§ TASK 1
Copy from the PowerShell Gallery article the passage that begins at the words "These three vulnerabilities" and stops after the words "about flaws MSRC.".
§ TASK 2
According to the PowerShell Gallery article, what did MSRC say on 07 March 2023?

§ TEXT

▬▬▬▬▬▬

Flaws in PowerShell Gallery leave users and cloud environments vulnerable

The PowerShell Gallery is the central repository for PowerShell content, offering modules, scripts, and DSC resources. Users can share and collaborate on PowerShell resources, making it a hub for the community. It integrates with the PowerShell module management tool, allowing users to directly install, update, and manage modules and scripts. The platform promotes best practices and is maintained by Microsoft, ensuring a level of trust and quality.

Aqua security found several vulnerabilities that leave users and the environments that they manage vulnerable. The first vulnerability is lax name policy which allows malicious actors to upload repositories with malicious code with names that are like legitimate packages, which is often referred to as “typo-squatting”. Typo-squatting is a big problem on other code repositories such as NPM and PyPi.

The second vulnerability allows malicious actors to forge meta-data of modules that they upload enabling malicious to impersonate people who make legitimate software. This vulnerability allows a malicious actor to make a package look like it was authored by another person. The third vulnerability allows attackers to enumerate all package names and versions, including those that are unlisted. Unlisted packages may contain sensitive secrets and other sensitive information.

These three vulnerabilities pose a significant supply chain risk to anyone that is developing code with Powershell and should be on the lookout for misspelled package names.

Aqua has disclosed the issue twice to Microsoft with Microsoft claiming that they have fixed the issues but they are still reproducible at the time of publication.

The disclosure timeline as published on the Aqua Blog:

  • 27 September 2022 – Aqua Research team reported flaws to MSRC.
  • 20 October 2022 – MSRC confirmed the behavior we reported. 
  • 2 November 2022 – MSRC stated that the issue has been fixed (cannot provide details  of product fixes in Online Services).
  • 26 December 2022 – We reproduced the flaws (no prevention).
  • 03 January 2023 – Aqua Research team reopened the report about flaws MSRC.
  • 03 January 2023 – MSRC confirmed the behavior we reported. 
  • 10 January 2023 – MSRC marked the report as Resolved.
  • 15 January 2023 – MSRC responded, “The engineering team is still working on fixing the Typosquatting and package detail spoofing. We currently have a short-term solution in place for new modules published to PSGallery”.
  • 07 March 2023 – MSRC responded, “Reactive fixes have been put in place”.
  • 16 August 2023 – Flaws are still reproducible.

▬▬▬▬▬▬

§ AVAILABLE DATA
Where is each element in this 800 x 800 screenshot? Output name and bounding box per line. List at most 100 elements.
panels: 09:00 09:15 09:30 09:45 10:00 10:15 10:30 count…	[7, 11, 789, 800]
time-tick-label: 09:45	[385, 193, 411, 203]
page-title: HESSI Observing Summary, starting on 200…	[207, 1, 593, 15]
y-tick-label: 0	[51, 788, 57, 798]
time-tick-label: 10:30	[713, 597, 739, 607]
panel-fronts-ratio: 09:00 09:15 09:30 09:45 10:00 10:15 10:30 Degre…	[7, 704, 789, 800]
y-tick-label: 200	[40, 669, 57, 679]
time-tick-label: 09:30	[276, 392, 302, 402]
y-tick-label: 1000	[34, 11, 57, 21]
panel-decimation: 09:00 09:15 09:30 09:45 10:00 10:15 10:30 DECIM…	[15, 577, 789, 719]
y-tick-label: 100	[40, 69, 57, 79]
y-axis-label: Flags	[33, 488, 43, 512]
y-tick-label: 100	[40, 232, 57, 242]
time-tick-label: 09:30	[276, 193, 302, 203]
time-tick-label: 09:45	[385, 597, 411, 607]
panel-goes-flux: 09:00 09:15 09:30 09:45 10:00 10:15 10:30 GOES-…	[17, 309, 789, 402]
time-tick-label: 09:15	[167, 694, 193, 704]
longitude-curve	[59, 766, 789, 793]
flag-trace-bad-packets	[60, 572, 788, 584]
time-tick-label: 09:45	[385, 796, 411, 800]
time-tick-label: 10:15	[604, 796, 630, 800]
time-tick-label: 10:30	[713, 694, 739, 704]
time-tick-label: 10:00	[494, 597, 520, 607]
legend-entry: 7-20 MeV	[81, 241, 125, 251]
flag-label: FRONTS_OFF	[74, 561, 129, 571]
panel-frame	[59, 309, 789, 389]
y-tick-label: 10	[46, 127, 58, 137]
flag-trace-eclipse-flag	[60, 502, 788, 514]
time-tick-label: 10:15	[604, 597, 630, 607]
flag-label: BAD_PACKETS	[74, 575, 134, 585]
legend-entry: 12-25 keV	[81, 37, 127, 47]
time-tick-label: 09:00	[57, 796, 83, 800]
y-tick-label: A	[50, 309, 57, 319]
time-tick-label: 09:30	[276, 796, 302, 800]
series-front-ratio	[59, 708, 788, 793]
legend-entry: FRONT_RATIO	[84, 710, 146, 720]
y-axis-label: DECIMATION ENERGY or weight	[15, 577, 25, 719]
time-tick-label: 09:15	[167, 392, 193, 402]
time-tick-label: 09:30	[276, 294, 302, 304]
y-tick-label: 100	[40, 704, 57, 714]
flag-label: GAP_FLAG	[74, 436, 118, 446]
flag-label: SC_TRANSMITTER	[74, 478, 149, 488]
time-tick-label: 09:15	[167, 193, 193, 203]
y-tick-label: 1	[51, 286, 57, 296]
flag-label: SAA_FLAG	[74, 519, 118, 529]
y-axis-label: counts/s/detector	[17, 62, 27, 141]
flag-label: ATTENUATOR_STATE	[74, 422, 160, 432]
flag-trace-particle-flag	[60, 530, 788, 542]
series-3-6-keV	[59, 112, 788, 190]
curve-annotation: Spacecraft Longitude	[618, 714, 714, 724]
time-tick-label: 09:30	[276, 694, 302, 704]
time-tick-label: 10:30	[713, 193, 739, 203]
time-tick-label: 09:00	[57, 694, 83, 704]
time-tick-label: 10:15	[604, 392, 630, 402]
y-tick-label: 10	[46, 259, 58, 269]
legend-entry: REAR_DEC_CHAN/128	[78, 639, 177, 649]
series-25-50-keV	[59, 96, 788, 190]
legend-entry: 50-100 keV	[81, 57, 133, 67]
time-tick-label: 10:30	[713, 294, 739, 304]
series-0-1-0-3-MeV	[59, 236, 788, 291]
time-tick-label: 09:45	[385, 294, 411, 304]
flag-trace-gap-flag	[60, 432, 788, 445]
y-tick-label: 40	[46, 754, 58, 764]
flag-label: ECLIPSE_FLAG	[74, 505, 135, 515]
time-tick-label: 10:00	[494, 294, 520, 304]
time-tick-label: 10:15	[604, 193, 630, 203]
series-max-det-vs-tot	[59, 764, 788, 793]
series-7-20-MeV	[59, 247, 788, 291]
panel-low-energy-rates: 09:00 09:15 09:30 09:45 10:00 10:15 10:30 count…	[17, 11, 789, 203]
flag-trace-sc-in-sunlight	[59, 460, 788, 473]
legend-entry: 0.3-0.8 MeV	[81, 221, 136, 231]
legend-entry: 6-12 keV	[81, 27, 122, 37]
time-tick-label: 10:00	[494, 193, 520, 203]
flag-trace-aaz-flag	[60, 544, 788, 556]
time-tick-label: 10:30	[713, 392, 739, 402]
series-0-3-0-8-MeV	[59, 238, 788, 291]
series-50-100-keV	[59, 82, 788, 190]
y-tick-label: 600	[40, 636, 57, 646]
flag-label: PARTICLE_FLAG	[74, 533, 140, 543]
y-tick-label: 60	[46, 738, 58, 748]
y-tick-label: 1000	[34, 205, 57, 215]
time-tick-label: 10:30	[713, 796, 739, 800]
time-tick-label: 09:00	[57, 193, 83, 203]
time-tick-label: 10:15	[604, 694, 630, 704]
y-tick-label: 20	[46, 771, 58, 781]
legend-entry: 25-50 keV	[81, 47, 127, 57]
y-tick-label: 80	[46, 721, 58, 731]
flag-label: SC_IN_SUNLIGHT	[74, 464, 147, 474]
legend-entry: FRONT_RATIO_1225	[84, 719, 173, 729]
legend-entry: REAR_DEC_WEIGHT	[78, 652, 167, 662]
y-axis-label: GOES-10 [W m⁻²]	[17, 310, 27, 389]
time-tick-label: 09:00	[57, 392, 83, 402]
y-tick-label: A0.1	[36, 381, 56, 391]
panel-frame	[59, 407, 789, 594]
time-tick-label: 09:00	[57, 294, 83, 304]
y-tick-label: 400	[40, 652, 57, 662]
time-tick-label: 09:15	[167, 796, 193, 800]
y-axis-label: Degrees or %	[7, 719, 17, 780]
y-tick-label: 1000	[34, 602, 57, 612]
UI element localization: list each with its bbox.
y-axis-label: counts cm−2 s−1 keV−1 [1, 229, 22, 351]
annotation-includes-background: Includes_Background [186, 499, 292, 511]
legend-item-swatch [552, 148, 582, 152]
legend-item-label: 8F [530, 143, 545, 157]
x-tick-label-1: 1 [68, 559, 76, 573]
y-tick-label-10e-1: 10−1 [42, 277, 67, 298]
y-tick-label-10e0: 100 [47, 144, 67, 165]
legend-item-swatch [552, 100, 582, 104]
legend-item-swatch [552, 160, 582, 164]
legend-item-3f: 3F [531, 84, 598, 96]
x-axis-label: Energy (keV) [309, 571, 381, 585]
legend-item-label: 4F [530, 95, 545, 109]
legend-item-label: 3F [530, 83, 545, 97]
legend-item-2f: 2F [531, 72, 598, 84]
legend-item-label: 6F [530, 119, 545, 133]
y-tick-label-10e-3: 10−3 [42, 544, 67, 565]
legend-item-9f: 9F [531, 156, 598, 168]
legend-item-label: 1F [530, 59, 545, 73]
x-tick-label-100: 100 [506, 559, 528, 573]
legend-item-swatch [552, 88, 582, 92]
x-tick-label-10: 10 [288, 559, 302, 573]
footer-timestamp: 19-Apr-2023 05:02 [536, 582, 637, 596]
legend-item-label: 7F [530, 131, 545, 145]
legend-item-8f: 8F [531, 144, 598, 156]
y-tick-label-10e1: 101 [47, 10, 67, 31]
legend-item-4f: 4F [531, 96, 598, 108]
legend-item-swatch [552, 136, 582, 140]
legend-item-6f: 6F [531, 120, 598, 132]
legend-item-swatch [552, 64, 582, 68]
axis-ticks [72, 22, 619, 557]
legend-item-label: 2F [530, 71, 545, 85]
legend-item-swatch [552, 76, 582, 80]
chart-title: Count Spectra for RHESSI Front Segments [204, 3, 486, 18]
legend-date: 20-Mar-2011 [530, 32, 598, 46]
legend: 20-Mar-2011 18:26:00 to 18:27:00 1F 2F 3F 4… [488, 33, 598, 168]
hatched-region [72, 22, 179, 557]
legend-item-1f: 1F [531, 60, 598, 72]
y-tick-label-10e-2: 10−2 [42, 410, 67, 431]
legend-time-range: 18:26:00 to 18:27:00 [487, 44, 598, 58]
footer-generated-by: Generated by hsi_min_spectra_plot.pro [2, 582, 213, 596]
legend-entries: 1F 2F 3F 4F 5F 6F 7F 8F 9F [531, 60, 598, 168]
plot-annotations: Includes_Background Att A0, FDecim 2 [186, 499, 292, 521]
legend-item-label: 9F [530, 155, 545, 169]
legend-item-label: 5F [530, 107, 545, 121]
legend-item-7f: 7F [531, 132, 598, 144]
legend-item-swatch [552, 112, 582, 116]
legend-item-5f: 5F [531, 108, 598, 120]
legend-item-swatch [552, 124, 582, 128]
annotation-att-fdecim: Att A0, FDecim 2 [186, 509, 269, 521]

▬▬▬▬▬▬

§ EXPECTED ANSWER 1
These three vulnerabilities pose a significant supply chain risk to anyone that is developing code with Powershell and should be on the lookout for misspelled package names.

Aqua has disclosed the issue twice to Microsoft with Microsoft claiming that they have fixed the issues but they are still reproducible at the time of publication.

The disclosure timeline as published on the Aqua Blog:

  • 27 September 2022 – Aqua Research team reported flaws to MSRC.
  • 20 October 2022 – MSRC confirmed the behavior we reported. 
  • 2 November 2022 – MSRC stated that the issue has been fixed (cannot provide details  of product fixes in Online Services).
  • 26 December 2022 – We reproduced the flaws (no prevention).
  • 03 January 2023 – Aqua Research team reopened the report about flaws MSRC.

§ EXPECTED ANSWER 2
MSRC responded, "Reactive fixes have been put in place".